# TRAVAIL À FAIRE:
(1) Répondez à ces questions sur l'article sur les exécutions en Irak :
(a) Combien de personnes ont été exécutées le 14 décembre 2017 ?
(b) Selon Associated Press, combien de personnes ont été condamnées à mort pour terrorisme depuis 2013 ?
(c) En quel mois et quelle année Agnes Callamard s'est-elle rendue en Irak ?
(2) Recopiez fidèlement le passage de l'article sur les exécutions en Irak qui commence par les mots « La loi contre le terrorisme, un » et se termine par « droit des victimes. ».
(3) Poursuivez, s'il vous plaît, l'article sur les exécutions en Irak après sa dernière phrase.

# PASSAGE CHOISI:
>>>

Les condamnations et exécutions de masse nourrissent le terrorisme en Irak
Le 24 janvier 2017 Amnesty International rapporte que 31 personnes ont été exécutées pour le rôle qu’elles avaient joué lors d’un attentat en 2014. Le 25 septembre 2017 l’organisation rapporte une deuxième fois que 42 personnes ont été exécutées pour des faits de terrorisme, puis que le 14 décembre 2017, 38 personnes ont été exécutées pour des faits similaires.
Le gouvernement irakien semble vouloir combler les pertes engendrées par la guerre contre les organisations terroristes par des exécutions de masse.
A la suite de cette annonce, Lynn Maalouf directrice de la recherche pour Amnesty International au Moyen Orient dénonce, « En procédant à une nouvelle vague d’exécutions massives, la deuxième en l’espace de trois mois, les autorités irakiennes ont une fois de plus fait preuve d’un mépris flagrant pour la vie et la dignité humaine. »
Le passé continue de remplir les prisons
Depuis les années 2000, les prisons en Irak ne désemplissent pas. Associated Press a rappelé que plus de 6 000 personnes incarcérées purgent des peines de prison en relation avec des évènements antérieurs à 2013.
Les vagues d’arrestations, de condamnations et d’exécutions en Irak depuis 2013 sont dues en majorité à la guerre contre l’Etat Islamique.
Depuis 2013, Associated Press et Human Rights Watch ont établi qu’environ 20 000 personnes ont été arrêtées sous le coup de la loi contre le terrorisme mis en place par le gouvernement. Par ailleurs, toujours selon Associated Press, depuis 2013, 3130 personnes ont été condamnées à mort pour terrorisme.
Cette loi entretient le cercle vicieux d’une surpopulation dans les prisons irakiennes et le manque de garanties judiciaires condamnant à mort quiconque ayant eu des liens, quels qu’ils soient, avec l’Etat Islamique. Belkis Wille, chercheur principal d’Human Rights Watch de l’Organisation EI en Irak, déclare « D’après toutes les rencontres que j’ai pu avoir avec des hauts fonctionnaires, j’ai l’impression que personne – même pas le premier ministre lui-même – ne connaît le nombre total de détenus ».
La loi contre le terrorisme, un cercle vicieux
Human Rights Watch explique avoir informé le gouvernement irakien que l’utilisation de la loi contre le terrorisme de manière quasi systématique, entrainant des procès éclairs et le non-respect des garanties judiciaires, allait à l’encontre d’une véritable justice et à l‘encontre du droit des victimes.
La Rapporteur spécial des Nations unies sur les exécutions extrajudiciaires, sommaires ou arbitraires, Agnes Callamard a rencontré une victime des actes de l’Etat Islamique, lors de sa visite en Irak en Novembre 2017 dans le cadre de son Rapport rendu le 5 juin 2018 sur les exécutions extrajudiciaires sommaires ou arbitraires. « Nous n’avons pas besoin d’être comme eux (les terroristes). Nous avons vu assez de meurtres. N’exécutez pas plus de gens. »

<<<

# EXTRAIT DE LA SOURCE:
>>>

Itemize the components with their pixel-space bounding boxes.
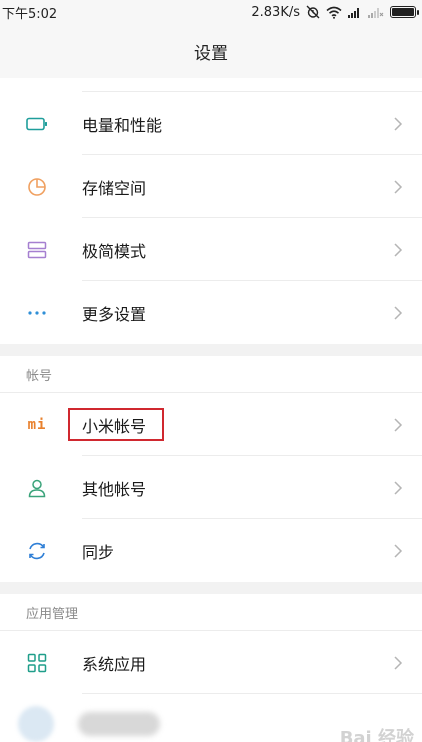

<<<

# CORRIGÉ DES EXERCICES:
(1)
(a) 38 personnes.
(b) 3130 personnes.
(c) En novembre 2017.

(2)
La loi contre le terrorisme, un cercle vicieux
Human Rights Watch explique avoir informé le gouvernement irakien que l’utilisation de la loi contre le terrorisme de manière quasi systématique, entrainant des procès éclairs et le non-respect des garanties judiciaires, allait à l’encontre d’une véritable justice et à l‘encontre du droit des victimes.

(3)
La rapporteur spécial sur les exécutions extrajudiciaires, sommaires ou arbitraires, en rendant son rapport a déclaré : « Le peuple irakien, les victimes et les survivants du conflit, méritent un cadre juridique et une réponse judiciaire qui reflètent correctement la nature des crimes commis, qui sont à égalité avec les crimes atroces qui font l’objet d’enquêtes et de procès dans d’autres parties du monde. La loi antiterroriste n’est pas appropriée pour traiter les crimes commis, demander des comptes aux responsables et offrir aux victimes les recours et les réparations auxquels elles ont droit. »
Désormais le gouvernement irakien fait face à une problématique majeure, la surpopulation de ses prisons. Du fait de l’incarcération et de la condamnation systématique de chaque personne reconnue comme ayant des liens avec une organisation terroriste, les prisonniers s’accumulent et les prisons deviennent un vivier pour la propagande terroriste. Cette propagande se ressent particulièrement dans la prison haute sécurité de Nasiriyah Central qui regroupe plus de 6 000 prisonniers condamnés pour terrorisme.
Lors d’une visite en Irak, le président du Comité International de la Croix Rouge (CICR) Peter Maurer a averti : « Ce sont les tortures, les mauvais traitements et les mauvaises conditions de détention à long terme qui ont radicalisé un grand nombre de personnes que nous retrouvons ensuite en tant qu’acteurs armés sur le champ de bataille ».
La peine de mort soumise au calendrier électoral
Les élections dans le pays ont elles aussi impacté cette vague d’exécutions et de condamnations. En effet, d’après Associated Press, le Premier ministre Haider al-Abadi, qui se présentait en mai pour conserver son poste lors des élections avait appelé à plusieurs reprises à accélérer les condamnations à mort des personnes accusées de terrorisme.
La victoire des deux listes anti-système le 12 mai 2018 devançant le premier ministre actuel aura peut-être raison de cette vague de condamnation et d’exécution au sein du pays.
Aujourd’hui la fracture politique du pays ne fait que s’accentuer, rendant les prises de décisions d’autant plus difficile au sein du gouvernement. Le parti Communiste et Chiite majoritaires à la suite de ces élections du mois de mai, sans toutefois gagner suffisamment de siège au Parlement, vont tenter de créer une coalition d’opposition en s’associant.